━━━ Records for processing ━━━
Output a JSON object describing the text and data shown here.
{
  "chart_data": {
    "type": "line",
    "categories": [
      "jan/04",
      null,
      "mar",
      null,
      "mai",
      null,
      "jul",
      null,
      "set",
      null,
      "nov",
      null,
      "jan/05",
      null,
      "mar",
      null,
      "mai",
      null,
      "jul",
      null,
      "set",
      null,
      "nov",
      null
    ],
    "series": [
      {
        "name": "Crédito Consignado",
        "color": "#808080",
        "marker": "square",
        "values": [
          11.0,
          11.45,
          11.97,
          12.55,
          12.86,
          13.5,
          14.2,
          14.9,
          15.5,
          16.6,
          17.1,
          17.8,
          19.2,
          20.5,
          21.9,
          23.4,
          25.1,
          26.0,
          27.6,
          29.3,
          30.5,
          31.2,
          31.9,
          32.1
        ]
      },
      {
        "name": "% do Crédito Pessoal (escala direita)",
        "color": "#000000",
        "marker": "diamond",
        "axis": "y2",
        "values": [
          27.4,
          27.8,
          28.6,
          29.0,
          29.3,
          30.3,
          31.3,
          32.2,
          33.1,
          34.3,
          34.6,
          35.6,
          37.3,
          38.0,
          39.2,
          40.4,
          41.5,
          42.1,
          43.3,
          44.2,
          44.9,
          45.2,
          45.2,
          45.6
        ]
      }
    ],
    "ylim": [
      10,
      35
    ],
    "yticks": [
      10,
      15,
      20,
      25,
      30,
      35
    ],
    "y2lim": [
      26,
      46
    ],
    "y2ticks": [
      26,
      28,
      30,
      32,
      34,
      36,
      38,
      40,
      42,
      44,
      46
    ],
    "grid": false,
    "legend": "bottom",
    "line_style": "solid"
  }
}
━━━
### What you are asked to do
Transcribe every entry exactly, omitting nothing.

### Expected answer
Output a JSON object describing the text and data shown here.
{
  "chart_data": {
    "type": "line",
    "categories": [
      "jan/04",
      null,
      "mar",
      null,
      "mai",
      null,
      "jul",
      null,
      "set",
      null,
      "nov",
      null,
      "jan/05",
      null,
      "mar",
      null,
      "mai",
      null,
      "jul",
      null,
      "set",
      null,
      "nov",
      null
    ],
    "series": [
      {
        "name": "Crédito Consignado",
        "color": "#808080",
        "marker": "square",
        "values": [
          11.0,
          11.45,
          11.97,
          12.55,
          12.86,
          13.5,
          14.2,
          14.9,
          15.5,
          16.6,
          17.1,
          17.8,
          19.2,
          20.5,
          21.9,
          23.4,
          25.1,
          26.0,
          27.6,
          29.3,
          30.5,
          31.2,
          31.9,
          32.1
        ]
      },
      {
        "name": "% do Crédito Pessoal (escala direita)",
        "color": "#000000",
        "marker": "diamond",
        "axis": "y2",
        "values": [
          27.4,
          27.8,
          28.6,
          29.0,
          29.3,
          30.3,
          31.3,
          32.2,
          33.1,
          34.3,
          34.6,
          35.6,
          37.3,
          38.0,
          39.2,
          40.4,
          41.5,
          42.1,
          43.3,
          44.2,
          44.9,
          45.2,
          45.2,
          45.6
        ]
      }
    ],
    "ylim": [
      10,
      35
    ],
    "yticks": [
      10,
      15,
      20,
      25,
      30,
      35
    ],
    "y2lim": [
      26,
      46
    ],
    "y2ticks": [
      26,
      28,
      30,
      32,
      34,
      36,
      38,
      40,
      42,
      44,
      46
    ],
    "grid": false,
    "legend": "bottom",
    "line_style": "solid"
  }
}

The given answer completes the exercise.